Entries with figure data:
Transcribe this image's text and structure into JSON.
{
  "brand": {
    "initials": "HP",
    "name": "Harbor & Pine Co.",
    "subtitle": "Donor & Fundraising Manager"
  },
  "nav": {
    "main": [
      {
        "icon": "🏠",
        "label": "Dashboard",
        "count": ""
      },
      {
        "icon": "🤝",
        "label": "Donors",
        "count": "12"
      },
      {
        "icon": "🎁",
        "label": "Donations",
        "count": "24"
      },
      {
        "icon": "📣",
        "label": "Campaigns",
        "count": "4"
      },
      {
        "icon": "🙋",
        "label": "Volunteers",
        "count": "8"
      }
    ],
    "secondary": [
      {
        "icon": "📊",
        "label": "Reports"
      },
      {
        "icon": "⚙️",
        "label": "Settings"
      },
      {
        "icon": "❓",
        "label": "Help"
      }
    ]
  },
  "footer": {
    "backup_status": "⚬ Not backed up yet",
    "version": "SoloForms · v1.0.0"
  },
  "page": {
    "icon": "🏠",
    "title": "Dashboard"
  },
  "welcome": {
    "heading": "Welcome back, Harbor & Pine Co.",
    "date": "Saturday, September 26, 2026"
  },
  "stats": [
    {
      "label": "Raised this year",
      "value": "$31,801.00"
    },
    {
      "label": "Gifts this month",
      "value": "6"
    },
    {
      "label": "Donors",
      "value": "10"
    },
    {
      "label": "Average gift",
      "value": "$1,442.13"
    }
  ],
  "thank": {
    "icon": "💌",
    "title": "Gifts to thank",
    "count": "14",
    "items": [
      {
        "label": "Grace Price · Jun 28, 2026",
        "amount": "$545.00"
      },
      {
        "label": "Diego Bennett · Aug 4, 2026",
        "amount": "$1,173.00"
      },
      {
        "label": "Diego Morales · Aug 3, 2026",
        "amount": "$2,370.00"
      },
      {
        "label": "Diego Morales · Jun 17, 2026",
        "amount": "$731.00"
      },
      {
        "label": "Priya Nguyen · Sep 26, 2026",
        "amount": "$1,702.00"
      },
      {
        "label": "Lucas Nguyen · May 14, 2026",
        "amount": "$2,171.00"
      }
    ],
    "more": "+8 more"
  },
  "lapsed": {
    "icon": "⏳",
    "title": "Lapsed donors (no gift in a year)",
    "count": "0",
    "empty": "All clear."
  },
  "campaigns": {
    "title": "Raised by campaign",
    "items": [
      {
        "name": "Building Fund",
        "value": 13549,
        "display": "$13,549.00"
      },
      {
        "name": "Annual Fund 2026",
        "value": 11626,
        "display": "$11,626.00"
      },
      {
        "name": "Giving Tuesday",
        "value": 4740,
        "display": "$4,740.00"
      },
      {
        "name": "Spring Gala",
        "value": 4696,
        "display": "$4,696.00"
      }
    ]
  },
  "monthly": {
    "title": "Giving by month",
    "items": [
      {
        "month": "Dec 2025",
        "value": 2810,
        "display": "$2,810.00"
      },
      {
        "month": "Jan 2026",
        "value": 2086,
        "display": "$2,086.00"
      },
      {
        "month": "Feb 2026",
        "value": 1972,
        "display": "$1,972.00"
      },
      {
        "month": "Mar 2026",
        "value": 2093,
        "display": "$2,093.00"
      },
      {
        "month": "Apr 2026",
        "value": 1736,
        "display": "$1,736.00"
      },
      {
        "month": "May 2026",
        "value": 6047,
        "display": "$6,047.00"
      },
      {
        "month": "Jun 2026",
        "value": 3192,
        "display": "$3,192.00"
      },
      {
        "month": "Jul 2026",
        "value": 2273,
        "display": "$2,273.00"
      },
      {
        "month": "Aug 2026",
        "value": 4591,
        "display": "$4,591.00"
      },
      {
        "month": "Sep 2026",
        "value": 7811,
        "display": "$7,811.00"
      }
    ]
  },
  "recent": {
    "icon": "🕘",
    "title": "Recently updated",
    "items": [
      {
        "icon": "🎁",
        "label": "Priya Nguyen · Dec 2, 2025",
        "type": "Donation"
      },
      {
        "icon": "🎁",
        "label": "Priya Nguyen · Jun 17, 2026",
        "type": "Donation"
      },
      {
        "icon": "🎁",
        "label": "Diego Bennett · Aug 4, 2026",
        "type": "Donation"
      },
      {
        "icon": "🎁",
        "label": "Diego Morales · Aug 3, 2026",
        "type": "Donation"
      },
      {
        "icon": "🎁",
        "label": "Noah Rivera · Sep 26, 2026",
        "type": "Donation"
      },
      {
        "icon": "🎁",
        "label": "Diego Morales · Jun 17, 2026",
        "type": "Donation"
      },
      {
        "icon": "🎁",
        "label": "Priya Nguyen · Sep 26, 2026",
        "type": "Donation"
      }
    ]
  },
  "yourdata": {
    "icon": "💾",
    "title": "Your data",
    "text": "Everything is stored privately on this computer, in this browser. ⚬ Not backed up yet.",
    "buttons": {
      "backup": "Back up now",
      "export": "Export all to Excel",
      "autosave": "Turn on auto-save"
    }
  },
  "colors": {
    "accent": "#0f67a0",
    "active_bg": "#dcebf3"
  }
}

Task to complete: Repeat all entries. Match them exactly.

Answer for this exercise:
Transcribe this image's text and structure into JSON.
{
  "brand": {
    "initials": "HP",
    "name": "Harbor & Pine Co.",
    "subtitle": "Donor & Fundraising Manager"
  },
  "nav": {
    "main": [
      {
        "icon": "🏠",
        "label": "Dashboard",
        "count": ""
      },
      {
        "icon": "🤝",
        "label": "Donors",
        "count": "12"
      },
      {
        "icon": "🎁",
        "label": "Donations",
        "count": "24"
      },
      {
        "icon": "📣",
        "label": "Campaigns",
        "count": "4"
      },
      {
        "icon": "🙋",
        "label": "Volunteers",
        "count": "8"
      }
    ],
    "secondary": [
      {
        "icon": "📊",
        "label": "Reports"
      },
      {
        "icon": "⚙️",
        "label": "Settings"
      },
      {
        "icon": "❓",
        "label": "Help"
      }
    ]
  },
  "footer": {
    "backup_status": "⚬ Not backed up yet",
    "version": "SoloForms · v1.0.0"
  },
  "page": {
    "icon": "🏠",
    "title": "Dashboard"
  },
  "welcome": {
    "heading": "Welcome back, Harbor & Pine Co.",
    "date": "Saturday, September 26, 2026"
  },
  "stats": [
    {
      "label": "Raised this year",
      "value": "$31,801.00"
    },
    {
      "label": "Gifts this month",
      "value": "6"
    },
    {
      "label": "Donors",
      "value": "10"
    },
    {
      "label": "Average gift",
      "value": "$1,442.13"
    }
  ],
  "thank": {
    "icon": "💌",
    "title": "Gifts to thank",
    "count": "14",
    "items": [
      {
        "label": "Grace Price · Jun 28, 2026",
        "amount": "$545.00"
      },
      {
        "label": "Diego Bennett · Aug 4, 2026",
        "amount": "$1,173.00"
      },
      {
        "label": "Diego Morales · Aug 3, 2026",
        "amount": "$2,370.00"
      },
      {
        "label": "Diego Morales · Jun 17, 2026",
        "amount": "$731.00"
      },
      {
        "label": "Priya Nguyen · Sep 26, 2026",
        "amount": "$1,702.00"
      },
      {
        "label": "Lucas Nguyen · May 14, 2026",
        "amount": "$2,171.00"
      }
    ],
    "more": "+8 more"
  },
  "lapsed": {
    "icon": "⏳",
    "title": "Lapsed donors (no gift in a year)",
    "count": "0",
    "empty": "All clear."
  },
  "campaigns": {
    "title": "Raised by campaign",
    "items": [
      {
        "name": "Building Fund",
        "value": 13549,
        "display": "$13,549.00"
      },
      {
        "name": "Annual Fund 2026",
        "value": 11626,
        "display": "$11,626.00"
      },
      {
        "name": "Giving Tuesday",
        "value": 4740,
        "display": "$4,740.00"
      },
      {
        "name": "Spring Gala",
        "value": 4696,
        "display": "$4,696.00"
      }
    ]
  },
  "monthly": {
    "title": "Giving by month",
    "items": [
      {
        "month": "Dec 2025",
        "value": 2810,
        "display": "$2,810.00"
      },
      {
        "month": "Jan 2026",
        "value": 2086,
        "display": "$2,086.00"
      },
      {
        "month": "Feb 2026",
        "value": 1972,
        "display": "$1,972.00"
      },
      {
        "month": "Mar 2026",
        "value": 2093,
        "display": "$2,093.00"
      },
      {
        "month": "Apr 2026",
        "value": 1736,
        "display": "$1,736.00"
      },
      {
        "month": "May 2026",
        "value": 6047,
        "display": "$6,047.00"
      },
      {
        "month": "Jun 2026",
        "value": 3192,
        "display": "$3,192.00"
      },
      {
        "month": "Jul 2026",
        "value": 2273,
        "display": "$2,273.00"
      },
      {
        "month": "Aug 2026",
        "value": 4591,
        "display": "$4,591.00"
      },
      {
        "month": "Sep 2026",
        "value": 7811,
        "display": "$7,811.00"
      }
    ]
  },
  "recent": {
    "icon": "🕘",
    "title": "Recently updated",
    "items": [
      {
        "icon": "🎁",
        "label": "Priya Nguyen · Dec 2, 2025",
        "type": "Donation"
      },
      {
        "icon": "🎁",
        "label": "Priya Nguyen · Jun 17, 2026",
        "type": "Donation"
      },
      {
        "icon": "🎁",
        "label": "Diego Bennett · Aug 4, 2026",
        "type": "Donation"
      },
      {
        "icon": "🎁",
        "label": "Diego Morales · Aug 3, 2026",
        "type": "Donation"
      },
      {
        "icon": "🎁",
        "label": "Noah Rivera · Sep 26, 2026",
        "type": "Donation"
      },
      {
        "icon": "🎁",
        "label": "Diego Morales · Jun 17, 2026",
        "type": "Donation"
      },
      {
        "icon": "🎁",
        "label": "Priya Nguyen · Sep 26, 2026",
        "type": "Donation"
      }
    ]
  },
  "yourdata": {
    "icon": "💾",
    "title": "Your data",
    "text": "Everything is stored privately on this computer, in this browser. ⚬ Not backed up yet.",
    "buttons": {
      "backup": "Back up now",
      "export": "Export all to Excel",
      "autosave": "Turn on auto-save"
    }
  },
  "colors": {
    "accent": "#0f67a0",
    "active_bg": "#dcebf3"
  }
}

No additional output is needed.